Show every line below where "Ratio" can be found.

***

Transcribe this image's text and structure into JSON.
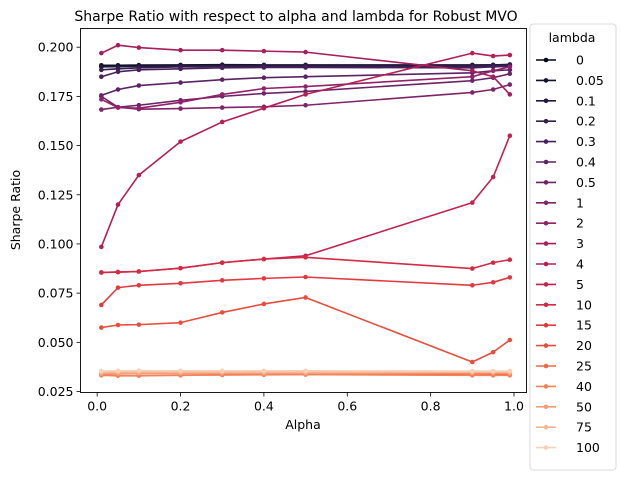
{
  "chart_data": {
    "type": "line",
    "title": "Sharpe Ratio with respect to alpha and lambda for Robust MVO",
    "xlabel": "Alpha",
    "ylabel": "Sharpe Ratio",
    "xlim": [
      -0.04,
      1.03
    ],
    "ylim": [
      0.0245,
      0.2095
    ],
    "xticks": [
      0.0,
      0.2,
      0.4,
      0.6,
      0.8,
      1.0
    ],
    "xtick_labels": [
      "0.0",
      "0.2",
      "0.4",
      "0.6",
      "0.8",
      "1.0"
    ],
    "yticks": [
      0.025,
      0.05,
      0.075,
      0.1,
      0.125,
      0.15,
      0.175,
      0.2
    ],
    "ytick_labels": [
      "0.025",
      "0.050",
      "0.075",
      "0.100",
      "0.125",
      "0.150",
      "0.175",
      "0.200"
    ],
    "grid": false,
    "legend_title": "lambda",
    "legend_position": "outside-right",
    "x": [
      0.01,
      0.05,
      0.1,
      0.2,
      0.3,
      0.4,
      0.5,
      0.9,
      0.95,
      0.99
    ],
    "series": [
      {
        "name": "0",
        "color": "#03051a",
        "values": [
          0.1905,
          0.1905,
          0.1905,
          0.1905,
          0.1905,
          0.1905,
          0.1905,
          0.1905,
          0.1905,
          0.1905
        ]
      },
      {
        "name": "0.05",
        "color": "#10112b",
        "values": [
          0.1908,
          0.1908,
          0.1909,
          0.191,
          0.1911,
          0.191,
          0.191,
          0.191,
          0.191,
          0.1912
        ]
      },
      {
        "name": "0.1",
        "color": "#21183d",
        "values": [
          0.19,
          0.1901,
          0.1903,
          0.1905,
          0.1907,
          0.1908,
          0.1907,
          0.1908,
          0.191,
          0.1912
        ]
      },
      {
        "name": "0.2",
        "color": "#341e4d",
        "values": [
          0.1885,
          0.189,
          0.1895,
          0.19,
          0.1902,
          0.1903,
          0.1903,
          0.1903,
          0.1905,
          0.1908
        ]
      },
      {
        "name": "0.3",
        "color": "#47215b",
        "values": [
          0.185,
          0.1875,
          0.1885,
          0.189,
          0.1895,
          0.1897,
          0.1897,
          0.1895,
          0.19,
          0.1902
        ]
      },
      {
        "name": "0.4",
        "color": "#592364",
        "values": [
          0.1755,
          0.1785,
          0.1805,
          0.182,
          0.1835,
          0.1845,
          0.185,
          0.187,
          0.188,
          0.1885
        ]
      },
      {
        "name": "0.5",
        "color": "#6c2468",
        "values": [
          0.175,
          0.1695,
          0.1705,
          0.173,
          0.175,
          0.1765,
          0.1775,
          0.183,
          0.1845,
          0.1865
        ]
      },
      {
        "name": "1",
        "color": "#7f2469",
        "values": [
          0.1683,
          0.1695,
          0.1685,
          0.1688,
          0.1693,
          0.1697,
          0.1705,
          0.177,
          0.1785,
          0.181
        ]
      },
      {
        "name": "2",
        "color": "#932168",
        "values": [
          0.1735,
          0.1693,
          0.169,
          0.172,
          0.176,
          0.179,
          0.18,
          0.185,
          0.188,
          0.19
        ]
      },
      {
        "name": "3",
        "color": "#a51f5e",
        "values": [
          0.197,
          0.201,
          0.1998,
          0.1985,
          0.1985,
          0.198,
          0.1975,
          0.188,
          0.185,
          0.176
        ]
      },
      {
        "name": "4",
        "color": "#b61e54",
        "values": [
          0.0985,
          0.12,
          0.135,
          0.152,
          0.162,
          0.169,
          0.176,
          0.197,
          0.1955,
          0.196
        ]
      },
      {
        "name": "5",
        "color": "#c5214e",
        "values": [
          0.0855,
          0.0857,
          0.086,
          0.0877,
          0.0905,
          0.0923,
          0.094,
          0.121,
          0.134,
          0.155
        ]
      },
      {
        "name": "10",
        "color": "#d32b46",
        "values": [
          0.0855,
          0.0857,
          0.086,
          0.0877,
          0.0905,
          0.0923,
          0.0932,
          0.0875,
          0.0905,
          0.092
        ]
      },
      {
        "name": "15",
        "color": "#e03a40",
        "values": [
          0.069,
          0.0778,
          0.079,
          0.08,
          0.0815,
          0.0825,
          0.0832,
          0.079,
          0.0805,
          0.083
        ]
      },
      {
        "name": "20",
        "color": "#e84e3d",
        "values": [
          0.0575,
          0.0588,
          0.059,
          0.06,
          0.0652,
          0.0695,
          0.0728,
          0.04,
          0.045,
          0.0512
        ]
      },
      {
        "name": "25",
        "color": "#ef6844",
        "values": [
          0.0335,
          0.0332,
          0.0332,
          0.0334,
          0.0335,
          0.0336,
          0.0337,
          0.034,
          0.0338,
          0.0338
        ]
      },
      {
        "name": "40",
        "color": "#f3825a",
        "values": [
          0.0332,
          0.033,
          0.033,
          0.0332,
          0.0334,
          0.0335,
          0.0336,
          0.0332,
          0.0332,
          0.0332
        ]
      },
      {
        "name": "50",
        "color": "#f59d76",
        "values": [
          0.034,
          0.0342,
          0.0343,
          0.0343,
          0.0343,
          0.0343,
          0.0343,
          0.0345,
          0.0345,
          0.0343
        ]
      },
      {
        "name": "75",
        "color": "#f6b696",
        "values": [
          0.0347,
          0.0348,
          0.0349,
          0.0348,
          0.0348,
          0.0348,
          0.0348,
          0.0348,
          0.0348,
          0.0349
        ]
      },
      {
        "name": "100",
        "color": "#f7d0b8",
        "values": [
          0.0354,
          0.0355,
          0.0356,
          0.0355,
          0.0355,
          0.0355,
          0.0355,
          0.0354,
          0.0354,
          0.0354
        ]
      }
    ]
  }
}
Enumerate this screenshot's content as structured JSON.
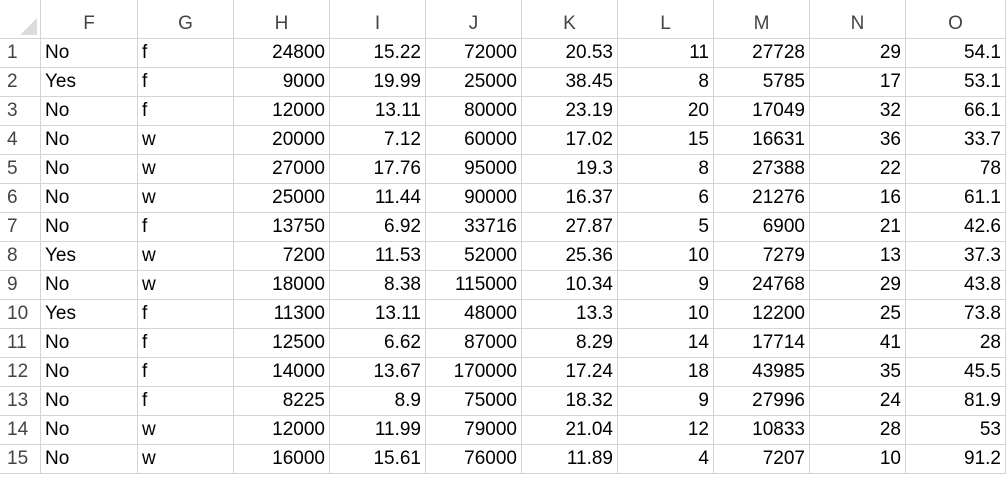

***

:: RESULT OF THIS EXERCISE ::
    "title": "Sharpe Ratio with respect to alpha and lambda for Robust MVO",
    "ylabel": "Sharpe Ratio",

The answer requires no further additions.